## BEGIN Data to use

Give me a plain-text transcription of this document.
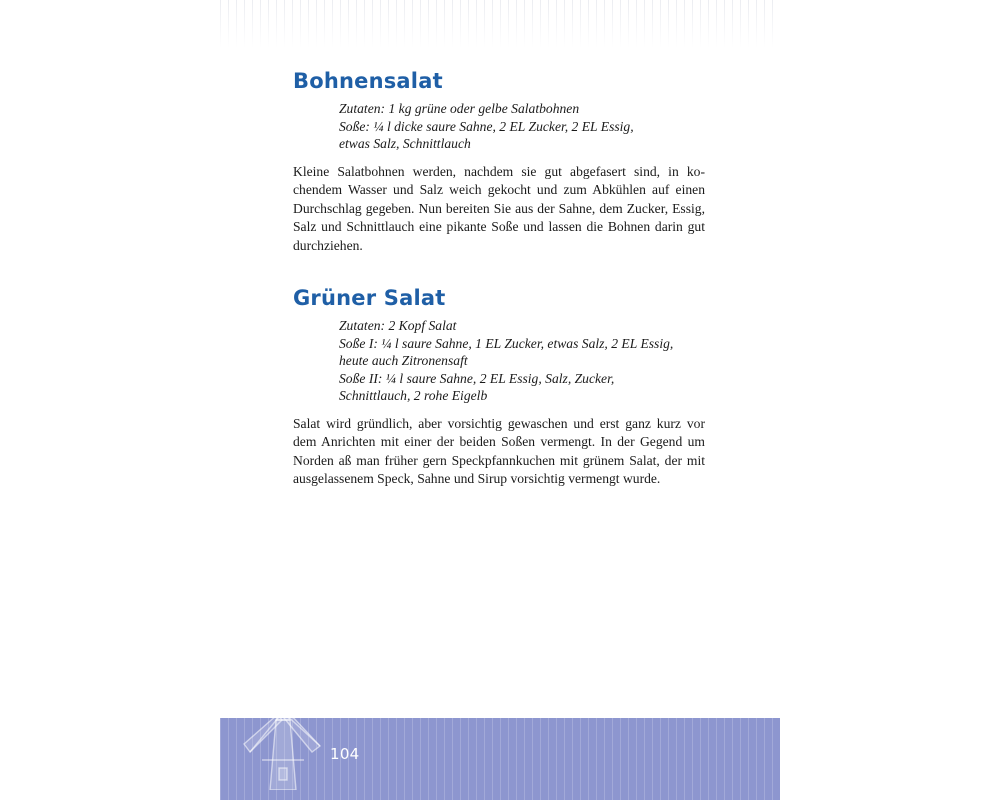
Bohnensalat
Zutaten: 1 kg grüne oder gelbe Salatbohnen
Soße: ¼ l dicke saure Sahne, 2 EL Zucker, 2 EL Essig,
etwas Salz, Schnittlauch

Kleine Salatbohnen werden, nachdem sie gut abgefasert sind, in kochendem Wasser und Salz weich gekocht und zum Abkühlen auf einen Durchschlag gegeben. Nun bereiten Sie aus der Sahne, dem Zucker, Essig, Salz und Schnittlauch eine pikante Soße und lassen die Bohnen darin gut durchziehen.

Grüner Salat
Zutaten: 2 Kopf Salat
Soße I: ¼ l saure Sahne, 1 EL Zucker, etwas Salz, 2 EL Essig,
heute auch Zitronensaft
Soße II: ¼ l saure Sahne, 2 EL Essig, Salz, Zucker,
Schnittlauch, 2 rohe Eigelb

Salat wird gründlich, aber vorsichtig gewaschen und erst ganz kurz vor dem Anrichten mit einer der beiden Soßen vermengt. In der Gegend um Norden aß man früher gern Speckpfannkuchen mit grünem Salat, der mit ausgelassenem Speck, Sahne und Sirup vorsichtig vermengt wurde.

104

## END Data to use

Given instruction >>
Repeat the preceding records precisely, and leave every picture out of the copy.

Task response >>
Give me a plain-text transcription of this document.
Bohnensalat
Zutaten: 1 kg grüne oder gelbe Salatbohnen
Soße: ¼ l dicke saure Sahne, 2 EL Zucker, 2 EL Essig,
etwas Salz, Schnittlauch

Kleine Salatbohnen werden, nachdem sie gut abgefasert sind, in kochendem Wasser und Salz weich gekocht und zum Abkühlen auf einen Durchschlag gegeben. Nun bereiten Sie aus der Sahne, dem Zucker, Essig, Salz und Schnittlauch eine pikante Soße und lassen die Bohnen darin gut durchziehen.

Grüner Salat
Zutaten: 2 Kopf Salat
Soße I: ¼ l saure Sahne, 1 EL Zucker, etwas Salz, 2 EL Essig,
heute auch Zitronensaft
Soße II: ¼ l saure Sahne, 2 EL Essig, Salz, Zucker,
Schnittlauch, 2 rohe Eigelb

Salat wird gründlich, aber vorsichtig gewaschen und erst ganz kurz vor dem Anrichten mit einer der beiden Soßen vermengt. In der Gegend um Norden aß man früher gern Speckpfannkuchen mit grünem Salat, der mit ausgelassenem Speck, Sahne und Sirup vorsichtig vermengt wurde.

104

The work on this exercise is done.